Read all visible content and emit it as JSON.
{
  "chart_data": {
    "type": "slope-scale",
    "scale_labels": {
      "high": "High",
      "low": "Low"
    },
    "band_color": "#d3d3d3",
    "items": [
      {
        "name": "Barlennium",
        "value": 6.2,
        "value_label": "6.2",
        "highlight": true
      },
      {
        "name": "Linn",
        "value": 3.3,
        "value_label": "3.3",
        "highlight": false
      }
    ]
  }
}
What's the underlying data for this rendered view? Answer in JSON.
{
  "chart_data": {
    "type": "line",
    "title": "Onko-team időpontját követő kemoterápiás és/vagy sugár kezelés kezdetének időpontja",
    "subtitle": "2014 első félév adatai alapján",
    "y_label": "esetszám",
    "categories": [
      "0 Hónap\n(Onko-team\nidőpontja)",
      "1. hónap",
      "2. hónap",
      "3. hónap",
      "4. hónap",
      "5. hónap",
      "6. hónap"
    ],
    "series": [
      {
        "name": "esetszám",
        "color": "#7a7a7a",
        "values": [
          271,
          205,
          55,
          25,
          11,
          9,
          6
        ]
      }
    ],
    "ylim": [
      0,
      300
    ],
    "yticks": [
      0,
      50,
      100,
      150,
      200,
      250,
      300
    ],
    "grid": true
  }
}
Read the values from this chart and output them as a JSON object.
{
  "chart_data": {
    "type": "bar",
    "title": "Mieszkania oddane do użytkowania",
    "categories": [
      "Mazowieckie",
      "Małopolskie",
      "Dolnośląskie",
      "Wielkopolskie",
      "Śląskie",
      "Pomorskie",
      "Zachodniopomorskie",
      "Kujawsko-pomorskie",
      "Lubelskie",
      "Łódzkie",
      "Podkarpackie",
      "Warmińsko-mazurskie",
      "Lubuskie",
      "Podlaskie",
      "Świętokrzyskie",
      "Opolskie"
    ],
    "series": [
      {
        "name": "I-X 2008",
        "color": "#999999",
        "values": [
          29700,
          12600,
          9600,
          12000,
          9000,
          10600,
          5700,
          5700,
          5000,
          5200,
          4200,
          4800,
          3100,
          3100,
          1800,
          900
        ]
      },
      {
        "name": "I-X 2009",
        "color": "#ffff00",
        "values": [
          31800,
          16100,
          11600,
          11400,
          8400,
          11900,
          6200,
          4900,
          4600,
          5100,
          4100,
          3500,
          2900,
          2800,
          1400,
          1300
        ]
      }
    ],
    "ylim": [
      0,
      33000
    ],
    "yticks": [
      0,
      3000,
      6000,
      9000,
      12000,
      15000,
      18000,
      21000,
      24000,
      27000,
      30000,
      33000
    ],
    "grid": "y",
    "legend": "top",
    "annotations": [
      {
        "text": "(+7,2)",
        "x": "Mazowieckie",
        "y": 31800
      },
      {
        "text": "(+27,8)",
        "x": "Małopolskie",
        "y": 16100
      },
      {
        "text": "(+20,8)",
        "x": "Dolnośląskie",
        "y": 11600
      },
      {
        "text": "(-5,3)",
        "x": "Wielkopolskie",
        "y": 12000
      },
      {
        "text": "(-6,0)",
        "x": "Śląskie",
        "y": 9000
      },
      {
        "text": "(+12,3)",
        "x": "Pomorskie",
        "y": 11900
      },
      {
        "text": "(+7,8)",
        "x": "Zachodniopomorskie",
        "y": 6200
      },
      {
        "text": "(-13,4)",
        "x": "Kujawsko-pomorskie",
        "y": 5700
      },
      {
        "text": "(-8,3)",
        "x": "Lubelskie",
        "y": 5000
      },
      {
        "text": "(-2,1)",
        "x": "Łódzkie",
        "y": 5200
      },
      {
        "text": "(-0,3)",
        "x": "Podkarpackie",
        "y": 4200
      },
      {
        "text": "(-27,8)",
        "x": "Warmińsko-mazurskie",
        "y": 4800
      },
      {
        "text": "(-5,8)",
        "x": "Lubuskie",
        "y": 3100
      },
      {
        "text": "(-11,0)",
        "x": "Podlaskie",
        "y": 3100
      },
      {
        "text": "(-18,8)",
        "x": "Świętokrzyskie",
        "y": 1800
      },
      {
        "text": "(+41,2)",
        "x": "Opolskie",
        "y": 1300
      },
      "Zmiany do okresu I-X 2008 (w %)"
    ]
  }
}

----

PROBLEM TO SOLVE.
From the data above, extract every line in its exact form.

ANSWER TO THIS TASK.
Read all visible content and emit it as JSON.
{
  "chart_data": {
    "type": "slope-scale",
    "scale_labels": {
      "high": "High",
      "low": "Low"
    },
    "band_color": "#d3d3d3",
    "items": [
      {
        "name": "Barlennium",
        "value": 6.2,
        "value_label": "6.2",
        "highlight": true
      },
      {
        "name": "Linn",
        "value": 3.3,
        "value_label": "3.3",
        "highlight": false
      }
    ]
  }
}
What's the underlying data for this rendered view? Answer in JSON.
{
  "chart_data": {
    "type": "line",
    "title": "Onko-team időpontját követő kemoterápiás és/vagy sugár kezelés kezdetének időpontja",
    "subtitle": "2014 első félév adatai alapján",
    "y_label": "esetszám",
    "categories": [
      "0 Hónap\n(Onko-team\nidőpontja)",
      "1. hónap",
      "2. hónap",
      "3. hónap",
      "4. hónap",
      "5. hónap",
      "6. hónap"
    ],
    "series": [
      {
        "name": "esetszám",
        "color": "#7a7a7a",
        "values": [
          271,
          205,
          55,
          25,
          11,
          9,
          6
        ]
      }
    ],
    "ylim": [
      0,
      300
    ],
    "yticks": [
      0,
      50,
      100,
      150,
      200,
      250,
      300
    ],
    "grid": true
  }
}
Read the values from this chart and output them as a JSON object.
{
  "chart_data": {
    "type": "bar",
    "title": "Mieszkania oddane do użytkowania",
    "categories": [
      "Mazowieckie",
      "Małopolskie",
      "Dolnośląskie",
      "Wielkopolskie",
      "Śląskie",
      "Pomorskie",
      "Zachodniopomorskie",
      "Kujawsko-pomorskie",
      "Lubelskie",
      "Łódzkie",
      "Podkarpackie",
      "Warmińsko-mazurskie",
      "Lubuskie",
      "Podlaskie",
      "Świętokrzyskie",
      "Opolskie"
    ],
    "series": [
      {
        "name": "I-X 2008",
        "color": "#999999",
        "values": [
          29700,
          12600,
          9600,
          12000,
          9000,
          10600,
          5700,
          5700,
          5000,
          5200,
          4200,
          4800,
          3100,
          3100,
          1800,
          900
        ]
      },
      {
        "name": "I-X 2009",
        "color": "#ffff00",
        "values": [
          31800,
          16100,
          11600,
          11400,
          8400,
          11900,
          6200,
          4900,
          4600,
          5100,
          4100,
          3500,
          2900,
          2800,
          1400,
          1300
        ]
      }
    ],
    "ylim": [
      0,
      33000
    ],
    "yticks": [
      0,
      3000,
      6000,
      9000,
      12000,
      15000,
      18000,
      21000,
      24000,
      27000,
      30000,
      33000
    ],
    "grid": "y",
    "legend": "top",
    "annotations": [
      {
        "text": "(+7,2)",
        "x": "Mazowieckie",
        "y": 31800
      },
      {
        "text": "(+27,8)",
        "x": "Małopolskie",
        "y": 16100
      },
      {
        "text": "(+20,8)",
        "x": "Dolnośląskie",
        "y": 11600
      },
      {
        "text": "(-5,3)",
        "x": "Wielkopolskie",
        "y": 12000
      },
      {
        "text": "(-6,0)",
        "x": "Śląskie",
        "y": 9000
      },
      {
        "text": "(+12,3)",
        "x": "Pomorskie",
        "y": 11900
      },
      {
        "text": "(+7,8)",
        "x": "Zachodniopomorskie",
        "y": 6200
      },
      {
        "text": "(-13,4)",
        "x": "Kujawsko-pomorskie",
        "y": 5700
      },
      {
        "text": "(-8,3)",
        "x": "Lubelskie",
        "y": 5000
      },
      {
        "text": "(-2,1)",
        "x": "Łódzkie",
        "y": 5200
      },
      {
        "text": "(-0,3)",
        "x": "Podkarpackie",
        "y": 4200
      },
      {
        "text": "(-27,8)",
        "x": "Warmińsko-mazurskie",
        "y": 4800
      },
      {
        "text": "(-5,8)",
        "x": "Lubuskie",
        "y": 3100
      },
      {
        "text": "(-11,0)",
        "x": "Podlaskie",
        "y": 3100
      },
      {
        "text": "(-18,8)",
        "x": "Świętokrzyskie",
        "y": 1800
      },
      {
        "text": "(+41,2)",
        "x": "Opolskie",
        "y": 1300
      },
      "Zmiany do okresu I-X 2008 (w %)"
    ]
  }
}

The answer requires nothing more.